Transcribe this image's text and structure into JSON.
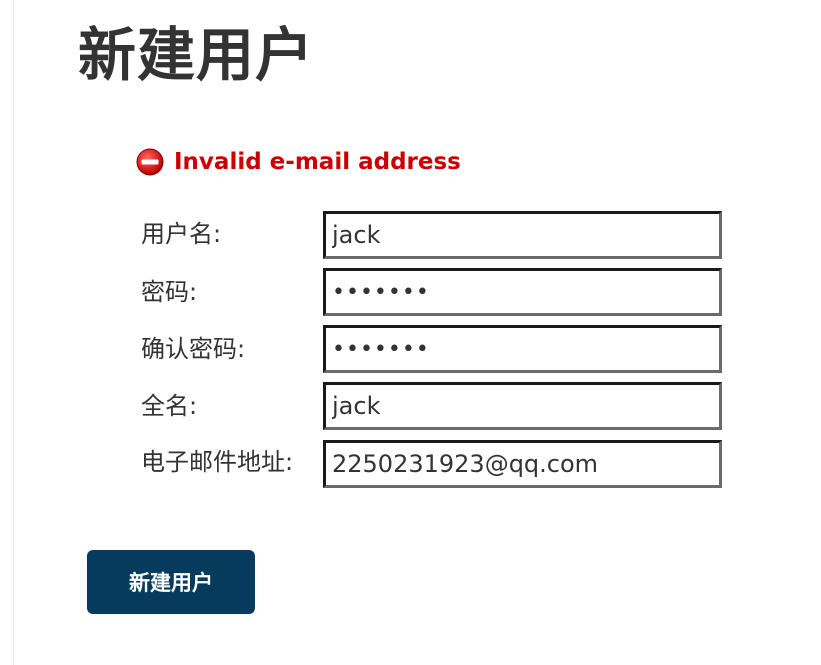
{
  "page": {
    "title": "新建用户"
  },
  "error": {
    "icon": "no-entry-icon",
    "message": "Invalid e-mail address",
    "color": "#cc0000"
  },
  "form": {
    "fields": [
      {
        "label": "用户名:",
        "type": "text",
        "value": "jack"
      },
      {
        "label": "密码:",
        "type": "password",
        "value": "•••••••"
      },
      {
        "label": "确认密码:",
        "type": "password",
        "value": "•••••••"
      },
      {
        "label": "全名:",
        "type": "text",
        "value": "jack"
      },
      {
        "label": "电子邮件地址:",
        "type": "text",
        "value": "2250231923@qq.com"
      }
    ],
    "submit_label": "新建用户",
    "submit_color": "#063b5e"
  }
}
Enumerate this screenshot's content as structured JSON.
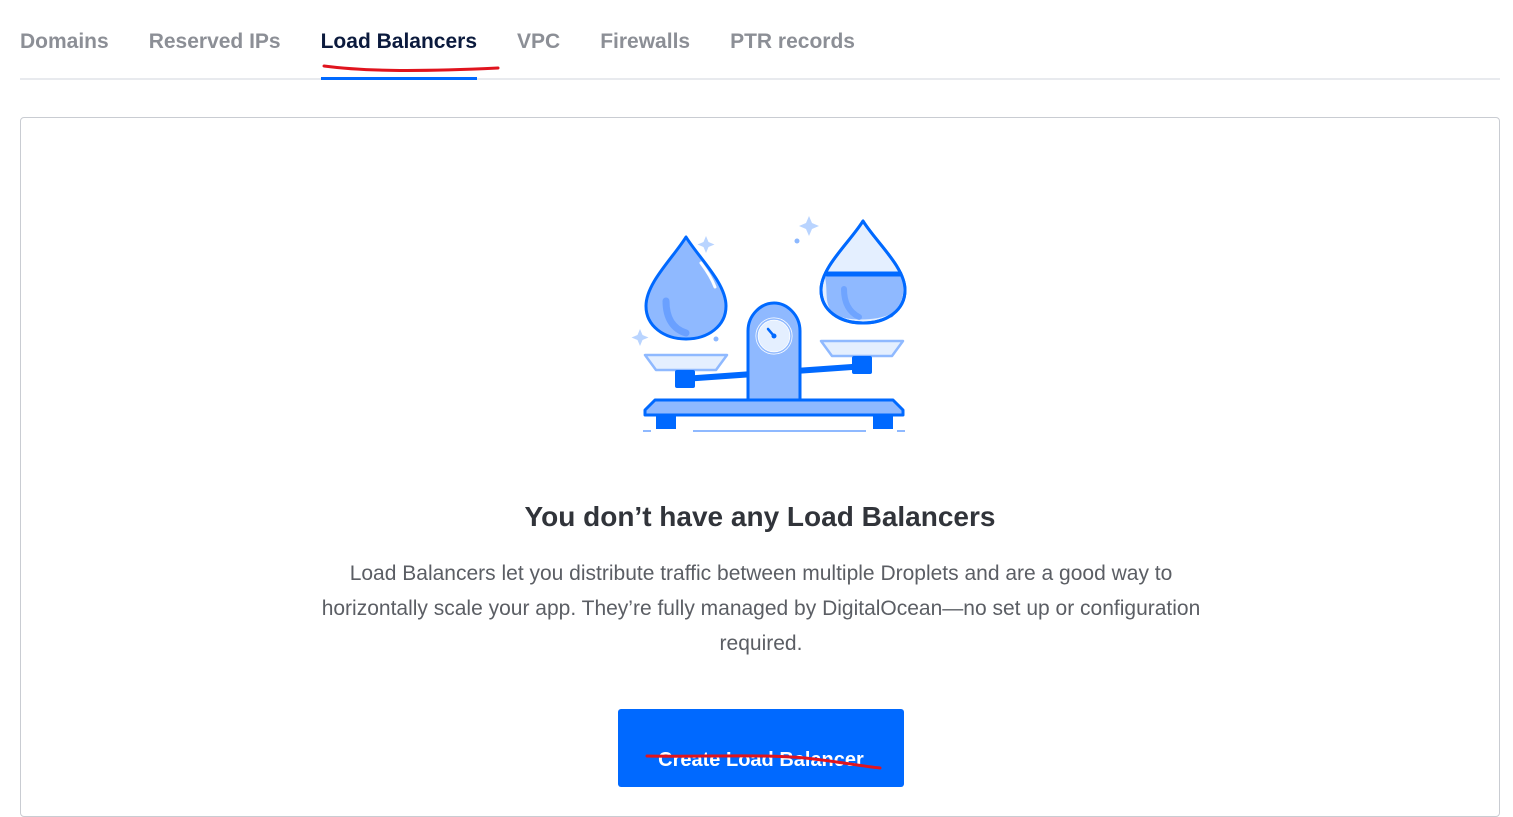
{
  "tabs": [
    {
      "label": "Domains",
      "active": false
    },
    {
      "label": "Reserved IPs",
      "active": false
    },
    {
      "label": "Load Balancers",
      "active": true
    },
    {
      "label": "VPC",
      "active": false
    },
    {
      "label": "Firewalls",
      "active": false
    },
    {
      "label": "PTR records",
      "active": false
    }
  ],
  "empty_state": {
    "title": "You don’t have any Load Balancers",
    "description": "Load Balancers let you distribute traffic between multiple Droplets and are a good way to horizontally scale your app. They’re fully managed by DigitalOcean—no set up or configuration required.",
    "button_label": "Create Load Balancer",
    "illustration_icon": "balance-scale-droplets-icon"
  },
  "colors": {
    "accent": "#0069ff",
    "active_tab_text": "#0b1a3d",
    "inactive_tab_text": "#8c8f96",
    "annotation": "#e0141e"
  }
}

= = = = = = =

Required task: Transcribe the full listing above exactly as it stands, minus the pictures.

Task solution:
Transcribe this image's text and structure into JSON.
{
  "page": {
    "title": "新建用户"
  },
  "error": {
    "icon": "no-entry-icon",
    "message": "Invalid e-mail address",
    "color": "#cc0000"
  },
  "form": {
    "fields": [
      {
        "label": "用户名:",
        "type": "text",
        "value": "jack"
      },
      {
        "label": "密码:",
        "type": "password",
        "value": "•••••••"
      },
      {
        "label": "确认密码:",
        "type": "password",
        "value": "•••••••"
      },
      {
        "label": "全名:",
        "type": "text",
        "value": "jack"
      },
      {
        "label": "电子邮件地址:",
        "type": "text",
        "value": "2250231923@qq.com"
      }
    ],
    "submit_label": "新建用户",
    "submit_color": "#063b5e"
  }
}
Enumerate this screenshot's content as structured JSON.
{
  "tabs": [
    {
      "label": "Domains",
      "active": false
    },
    {
      "label": "Reserved IPs",
      "active": false
    },
    {
      "label": "Load Balancers",
      "active": true
    },
    {
      "label": "VPC",
      "active": false
    },
    {
      "label": "Firewalls",
      "active": false
    },
    {
      "label": "PTR records",
      "active": false
    }
  ],
  "empty_state": {
    "title": "You don’t have any Load Balancers",
    "description": "Load Balancers let you distribute traffic between multiple Droplets and are a good way to horizontally scale your app. They’re fully managed by DigitalOcean—no set up or configuration required.",
    "button_label": "Create Load Balancer",
    "illustration_icon": "balance-scale-droplets-icon"
  },
  "colors": {
    "accent": "#0069ff",
    "active_tab_text": "#0b1a3d",
    "inactive_tab_text": "#8c8f96",
    "annotation": "#e0141e"
  }
}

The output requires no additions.